WHAT THIS TASK INVOLVES: Reproduce the lines below verbatim, in the same order, without changing a single character.

MATERIAL TO PROCESS:
►

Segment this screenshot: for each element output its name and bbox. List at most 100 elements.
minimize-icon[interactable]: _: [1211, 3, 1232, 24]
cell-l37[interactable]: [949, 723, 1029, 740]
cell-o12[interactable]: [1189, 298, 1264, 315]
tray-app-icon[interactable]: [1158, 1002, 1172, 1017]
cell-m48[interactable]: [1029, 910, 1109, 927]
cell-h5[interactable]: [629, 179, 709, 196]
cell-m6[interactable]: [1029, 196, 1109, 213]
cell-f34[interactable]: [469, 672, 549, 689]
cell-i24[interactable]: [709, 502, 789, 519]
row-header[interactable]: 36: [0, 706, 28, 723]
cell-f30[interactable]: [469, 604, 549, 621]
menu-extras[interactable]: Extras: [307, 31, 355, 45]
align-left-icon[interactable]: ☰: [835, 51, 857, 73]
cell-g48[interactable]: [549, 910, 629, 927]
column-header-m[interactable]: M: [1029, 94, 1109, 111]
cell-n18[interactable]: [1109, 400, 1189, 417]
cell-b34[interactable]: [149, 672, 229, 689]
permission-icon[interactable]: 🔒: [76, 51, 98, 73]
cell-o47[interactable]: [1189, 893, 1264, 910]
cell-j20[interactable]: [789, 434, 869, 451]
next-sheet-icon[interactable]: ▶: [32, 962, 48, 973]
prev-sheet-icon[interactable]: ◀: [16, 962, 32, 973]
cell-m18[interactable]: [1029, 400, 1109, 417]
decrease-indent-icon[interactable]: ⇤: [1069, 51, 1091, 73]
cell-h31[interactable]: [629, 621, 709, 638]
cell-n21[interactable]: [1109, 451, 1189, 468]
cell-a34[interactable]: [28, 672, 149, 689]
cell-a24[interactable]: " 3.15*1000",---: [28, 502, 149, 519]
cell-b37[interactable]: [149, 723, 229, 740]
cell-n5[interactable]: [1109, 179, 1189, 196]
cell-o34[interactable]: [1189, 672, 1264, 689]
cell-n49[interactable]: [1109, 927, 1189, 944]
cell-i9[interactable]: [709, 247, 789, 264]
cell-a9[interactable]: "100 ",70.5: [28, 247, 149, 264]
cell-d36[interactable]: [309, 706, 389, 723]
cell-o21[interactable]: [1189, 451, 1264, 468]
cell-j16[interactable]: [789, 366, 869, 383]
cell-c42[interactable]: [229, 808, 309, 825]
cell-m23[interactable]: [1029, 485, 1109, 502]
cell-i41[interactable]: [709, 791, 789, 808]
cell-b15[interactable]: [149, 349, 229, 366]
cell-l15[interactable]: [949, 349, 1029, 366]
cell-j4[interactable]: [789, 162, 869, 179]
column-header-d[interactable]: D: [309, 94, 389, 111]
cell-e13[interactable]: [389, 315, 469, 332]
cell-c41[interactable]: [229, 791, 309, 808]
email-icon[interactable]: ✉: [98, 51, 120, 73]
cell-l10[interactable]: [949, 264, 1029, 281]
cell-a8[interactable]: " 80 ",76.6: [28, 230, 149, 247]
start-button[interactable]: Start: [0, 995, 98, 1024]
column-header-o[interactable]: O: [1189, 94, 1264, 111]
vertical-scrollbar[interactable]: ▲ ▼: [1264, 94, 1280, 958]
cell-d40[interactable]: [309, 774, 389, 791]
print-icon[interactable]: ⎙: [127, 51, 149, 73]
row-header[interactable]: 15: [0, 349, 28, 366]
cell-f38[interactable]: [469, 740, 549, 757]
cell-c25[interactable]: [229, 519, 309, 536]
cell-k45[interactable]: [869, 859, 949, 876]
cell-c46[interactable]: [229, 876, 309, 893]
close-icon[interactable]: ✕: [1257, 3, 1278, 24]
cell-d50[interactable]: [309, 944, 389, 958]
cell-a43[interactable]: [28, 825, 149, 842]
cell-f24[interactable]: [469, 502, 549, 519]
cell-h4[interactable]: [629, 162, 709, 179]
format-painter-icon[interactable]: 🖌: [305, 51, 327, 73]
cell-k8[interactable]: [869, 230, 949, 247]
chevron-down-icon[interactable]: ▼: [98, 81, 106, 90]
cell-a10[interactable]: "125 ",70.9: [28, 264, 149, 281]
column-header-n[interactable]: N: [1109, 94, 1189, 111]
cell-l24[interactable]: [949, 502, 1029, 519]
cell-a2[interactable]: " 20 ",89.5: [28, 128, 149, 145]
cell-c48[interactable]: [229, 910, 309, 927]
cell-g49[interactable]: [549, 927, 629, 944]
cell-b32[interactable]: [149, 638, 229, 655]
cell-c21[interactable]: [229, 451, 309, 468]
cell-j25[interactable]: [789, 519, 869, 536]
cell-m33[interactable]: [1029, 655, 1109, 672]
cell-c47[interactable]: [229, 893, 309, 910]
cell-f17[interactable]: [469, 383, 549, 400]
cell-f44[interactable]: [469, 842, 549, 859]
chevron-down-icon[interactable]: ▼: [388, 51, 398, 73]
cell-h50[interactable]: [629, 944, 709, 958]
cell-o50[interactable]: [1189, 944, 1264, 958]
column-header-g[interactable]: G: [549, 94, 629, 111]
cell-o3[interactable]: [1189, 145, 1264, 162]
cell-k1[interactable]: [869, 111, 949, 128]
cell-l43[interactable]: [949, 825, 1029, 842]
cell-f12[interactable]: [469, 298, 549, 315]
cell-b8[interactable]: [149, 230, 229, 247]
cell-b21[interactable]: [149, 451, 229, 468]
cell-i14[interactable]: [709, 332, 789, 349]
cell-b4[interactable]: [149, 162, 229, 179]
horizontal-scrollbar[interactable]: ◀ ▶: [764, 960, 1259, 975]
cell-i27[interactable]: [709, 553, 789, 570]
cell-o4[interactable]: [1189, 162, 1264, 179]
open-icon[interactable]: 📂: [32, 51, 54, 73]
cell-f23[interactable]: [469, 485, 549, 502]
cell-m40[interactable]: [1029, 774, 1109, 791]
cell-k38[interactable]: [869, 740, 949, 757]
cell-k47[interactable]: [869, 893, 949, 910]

◄

THE RESULT:
Segment this screenshot: for each element output its name and bbox. List at most 100 elements.
minimize-icon[interactable]: _: [1211, 3, 1232, 24]
cell-l37[interactable]: [949, 723, 1029, 740]
cell-o12[interactable]: [1189, 298, 1264, 315]
tray-app-icon[interactable]: [1158, 1002, 1172, 1017]
cell-m48[interactable]: [1029, 910, 1109, 927]
cell-h5[interactable]: [629, 179, 709, 196]
cell-m6[interactable]: [1029, 196, 1109, 213]
cell-f34[interactable]: [469, 672, 549, 689]
cell-i24[interactable]: [709, 502, 789, 519]
row-header[interactable]: 36: [0, 706, 28, 723]
cell-f30[interactable]: [469, 604, 549, 621]
menu-extras[interactable]: Extras: [307, 31, 355, 45]
align-left-icon[interactable]: ☰: [835, 51, 857, 73]
cell-g48[interactable]: [549, 910, 629, 927]
column-header-m[interactable]: M: [1029, 94, 1109, 111]
cell-n18[interactable]: [1109, 400, 1189, 417]
cell-b34[interactable]: [149, 672, 229, 689]
permission-icon[interactable]: 🔒: [76, 51, 98, 73]
cell-o47[interactable]: [1189, 893, 1264, 910]
cell-j20[interactable]: [789, 434, 869, 451]
next-sheet-icon[interactable]: ▶: [32, 962, 48, 973]
prev-sheet-icon[interactable]: ◀: [16, 962, 32, 973]
cell-m18[interactable]: [1029, 400, 1109, 417]
decrease-indent-icon[interactable]: ⇤: [1069, 51, 1091, 73]
cell-h31[interactable]: [629, 621, 709, 638]
cell-n21[interactable]: [1109, 451, 1189, 468]
cell-a34[interactable]: [28, 672, 149, 689]
cell-a24[interactable]: " 3.15*1000",---: [28, 502, 149, 519]
cell-b37[interactable]: [149, 723, 229, 740]
cell-n5[interactable]: [1109, 179, 1189, 196]
cell-o34[interactable]: [1189, 672, 1264, 689]
cell-n49[interactable]: [1109, 927, 1189, 944]
cell-i9[interactable]: [709, 247, 789, 264]
cell-a9[interactable]: "100 ",70.5: [28, 247, 149, 264]
cell-d36[interactable]: [309, 706, 389, 723]
cell-o21[interactable]: [1189, 451, 1264, 468]
cell-j16[interactable]: [789, 366, 869, 383]
cell-c42[interactable]: [229, 808, 309, 825]
cell-m23[interactable]: [1029, 485, 1109, 502]
cell-i41[interactable]: [709, 791, 789, 808]
cell-b15[interactable]: [149, 349, 229, 366]
cell-l15[interactable]: [949, 349, 1029, 366]
cell-j4[interactable]: [789, 162, 869, 179]
column-header-d[interactable]: D: [309, 94, 389, 111]
cell-e13[interactable]: [389, 315, 469, 332]
cell-c41[interactable]: [229, 791, 309, 808]
email-icon[interactable]: ✉: [98, 51, 120, 73]
cell-l10[interactable]: [949, 264, 1029, 281]
cell-a8[interactable]: " 80 ",76.6: [28, 230, 149, 247]
start-button[interactable]: Start: [0, 995, 98, 1024]
column-header-o[interactable]: O: [1189, 94, 1264, 111]
vertical-scrollbar[interactable]: ▲ ▼: [1264, 94, 1280, 958]
cell-d40[interactable]: [309, 774, 389, 791]
print-icon[interactable]: ⎙: [127, 51, 149, 73]
row-header[interactable]: 15: [0, 349, 28, 366]
cell-f38[interactable]: [469, 740, 549, 757]
cell-c25[interactable]: [229, 519, 309, 536]
cell-k45[interactable]: [869, 859, 949, 876]
cell-c46[interactable]: [229, 876, 309, 893]
close-icon[interactable]: ✕: [1257, 3, 1278, 24]
cell-d50[interactable]: [309, 944, 389, 958]
cell-a43[interactable]: [28, 825, 149, 842]
cell-f24[interactable]: [469, 502, 549, 519]
cell-h4[interactable]: [629, 162, 709, 179]
format-painter-icon[interactable]: 🖌: [305, 51, 327, 73]
cell-k8[interactable]: [869, 230, 949, 247]
chevron-down-icon[interactable]: ▼: [98, 81, 106, 90]
cell-a10[interactable]: "125 ",70.9: [28, 264, 149, 281]
column-header-n[interactable]: N: [1109, 94, 1189, 111]
cell-l24[interactable]: [949, 502, 1029, 519]
cell-a2[interactable]: " 20 ",89.5: [28, 128, 149, 145]
cell-c48[interactable]: [229, 910, 309, 927]
cell-g49[interactable]: [549, 927, 629, 944]
cell-b32[interactable]: [149, 638, 229, 655]
cell-c21[interactable]: [229, 451, 309, 468]
cell-j25[interactable]: [789, 519, 869, 536]
cell-m33[interactable]: [1029, 655, 1109, 672]
cell-c47[interactable]: [229, 893, 309, 910]
cell-f17[interactable]: [469, 383, 549, 400]
cell-f44[interactable]: [469, 842, 549, 859]
chevron-down-icon[interactable]: ▼: [388, 51, 398, 73]
cell-h50[interactable]: [629, 944, 709, 958]
cell-o50[interactable]: [1189, 944, 1264, 958]
column-header-g[interactable]: G: [549, 94, 629, 111]
cell-o3[interactable]: [1189, 145, 1264, 162]
cell-k1[interactable]: [869, 111, 949, 128]
cell-l43[interactable]: [949, 825, 1029, 842]
cell-f12[interactable]: [469, 298, 549, 315]
cell-b8[interactable]: [149, 230, 229, 247]
cell-b21[interactable]: [149, 451, 229, 468]
cell-i14[interactable]: [709, 332, 789, 349]
cell-b4[interactable]: [149, 162, 229, 179]
horizontal-scrollbar[interactable]: ◀ ▶: [764, 960, 1259, 975]
cell-i27[interactable]: [709, 553, 789, 570]
cell-o4[interactable]: [1189, 162, 1264, 179]
open-icon[interactable]: 📂: [32, 51, 54, 73]
cell-f23[interactable]: [469, 485, 549, 502]
cell-m40[interactable]: [1029, 774, 1109, 791]
cell-k38[interactable]: [869, 740, 949, 757]
cell-k47[interactable]: [869, 893, 949, 910]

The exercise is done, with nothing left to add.